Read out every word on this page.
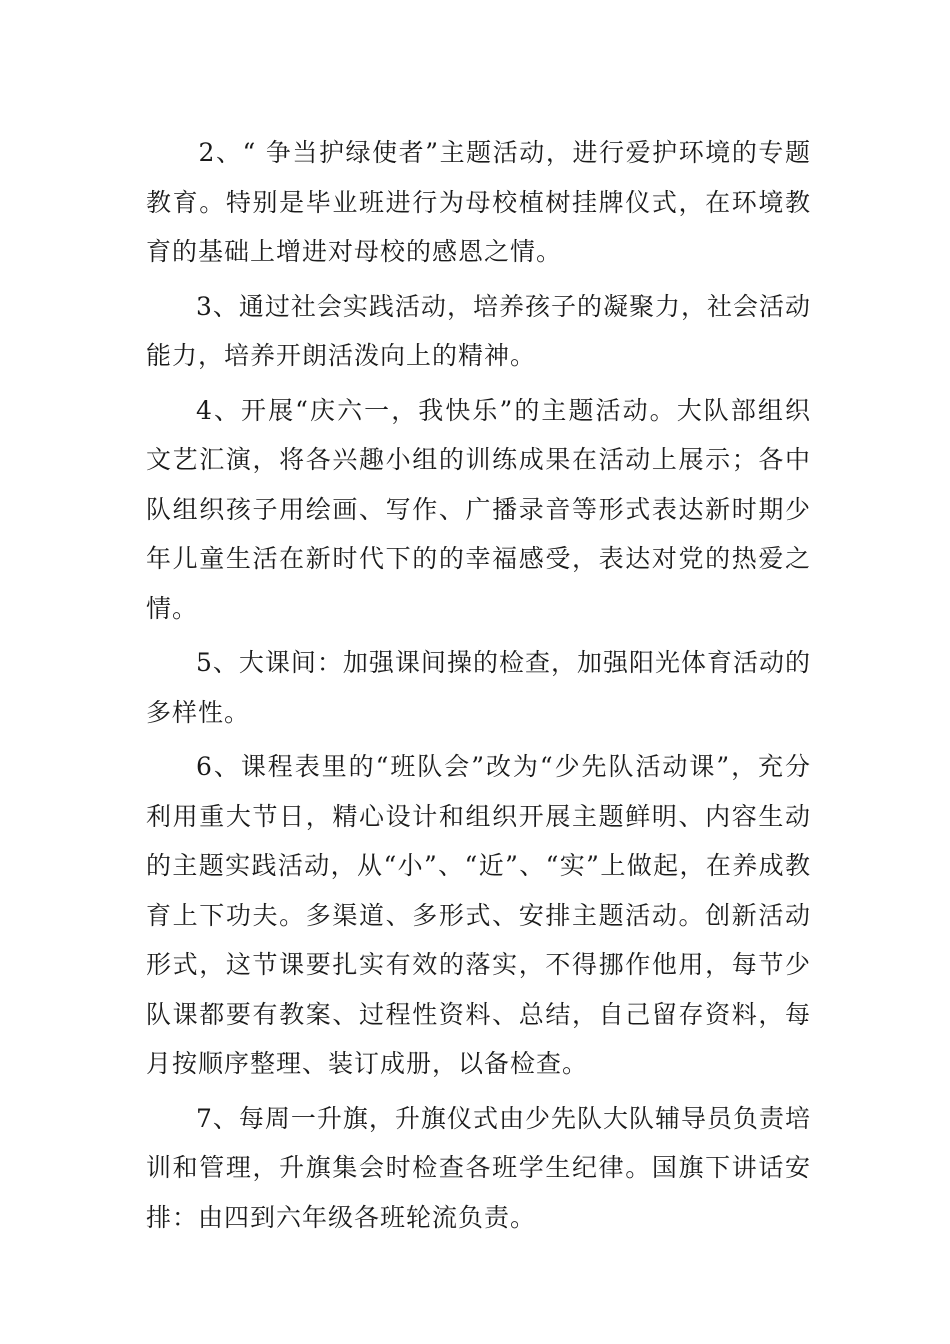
2、“ 争当护绿使者”主题活动，进行爱护环境的专题教育。特别是毕业班进行为母校植树挂牌仪式，在环境教育的基础上增进对母校的感恩之情。

3、通过社会实践活动，培养孩子的凝聚力，社会活动能力，培养开朗活泼向上的精神。

4、开展“庆六一，我快乐”的主题活动。大队部组织文艺汇演，将各兴趣小组的训练成果在活动上展示；各中队组织孩子用绘画、写作、广播录音等形式表达新时期少年儿童生活在新时代下的的幸福感受，表达对党的热爱之情。

5、大课间：加强课间操的检查，加强阳光体育活动的多样性。

6、课程表里的“班队会”改为“少先队活动课”，充分利用重大节日，精心设计和组织开展主题鲜明、内容生动的主题实践活动，从“小”、“近”、“实”上做起，在养成教育上下功夫。多渠道、多形式、安排主题活动。创新活动形式，这节课要扎实有效的落实，不得挪作他用，每节少队课都要有教案、过程性资料、总结，自己留存资料，每月按顺序整理、装订成册，以备检查。

7、每周一升旗，升旗仪式由少先队大队辅导员负责培训和管理，升旗集会时检查各班学生纪律。国旗下讲话安排：由四到六年级各班轮流负责。
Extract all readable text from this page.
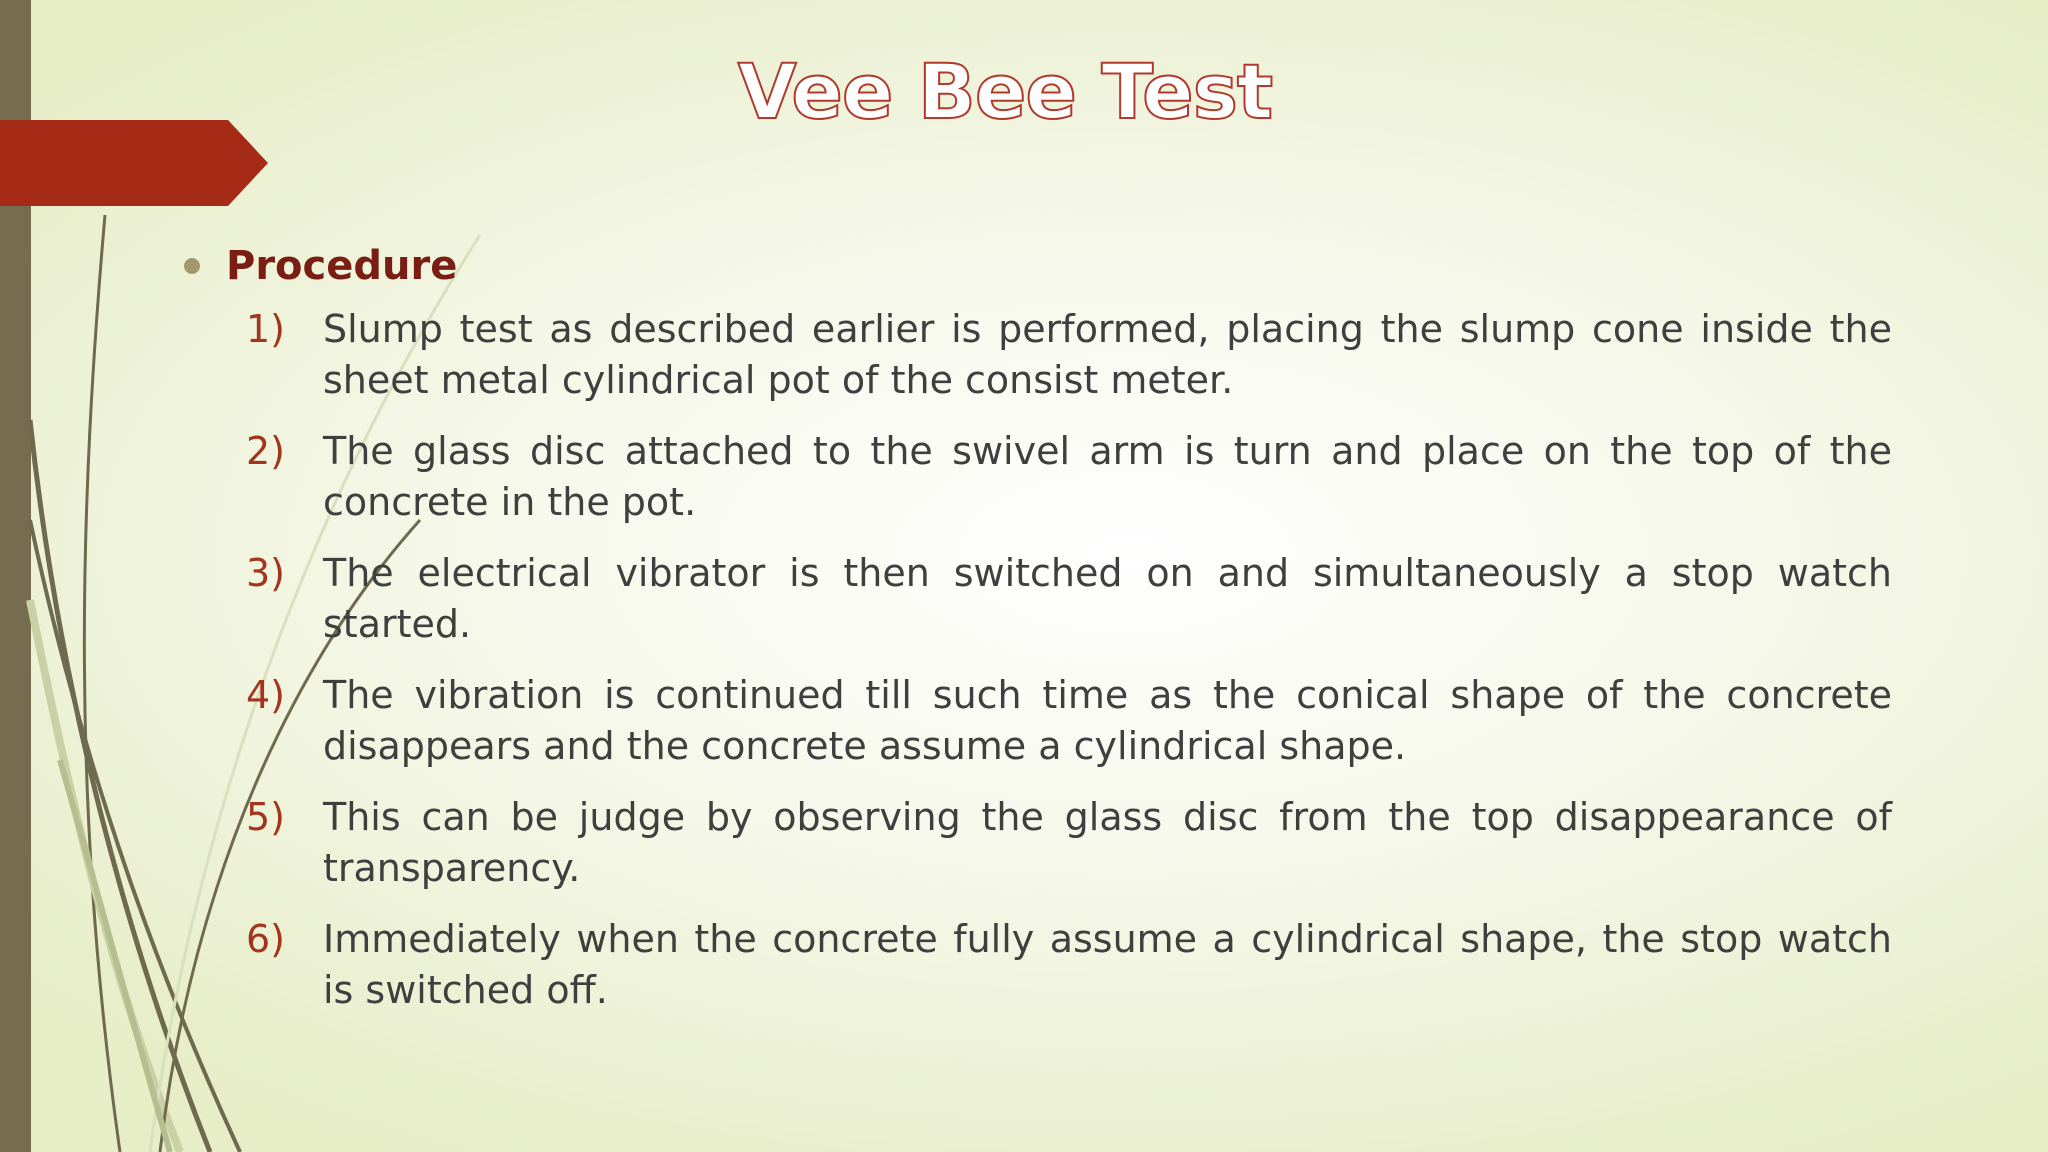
Vee Bee Test
Procedure
1) Slump test as described earlier is performed, placing the slump cone inside the sheet metal cylindrical pot of the consist meter.
2) The glass disc attached to the swivel arm is turn and place on the top of the concrete in the pot.
3) The electrical vibrator is then switched on and simultaneously a stop watch started.
4) The vibration is continued till such time as the conical shape of the concrete disappears and the concrete assume a cylindrical shape.
5) This can be judge by observing the glass disc from the top disappearance of transparency.
6) Immediately when the concrete fully assume a cylindrical shape, the stop watch is switched off.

___

** Your goal **
Everything from the line containing "Extract all readable text from this page." to the last line of the listing above must be reproduced exactly, with no pictures included.

** Exercise response **
Extract all readable text from this page.
Vee Bee Test
Procedure
1) Slump test as described earlier is performed, placing the slump cone inside the sheet metal cylindrical pot of the consist meter.
2) The glass disc attached to the swivel arm is turn and place on the top of the concrete in the pot.
3) The electrical vibrator is then switched on and simultaneously a stop watch started.
4) The vibration is continued till such time as the conical shape of the concrete disappears and the concrete assume a cylindrical shape.
5) This can be judge by observing the glass disc from the top disappearance of transparency.
6) Immediately when the concrete fully assume a cylindrical shape, the stop watch is switched off.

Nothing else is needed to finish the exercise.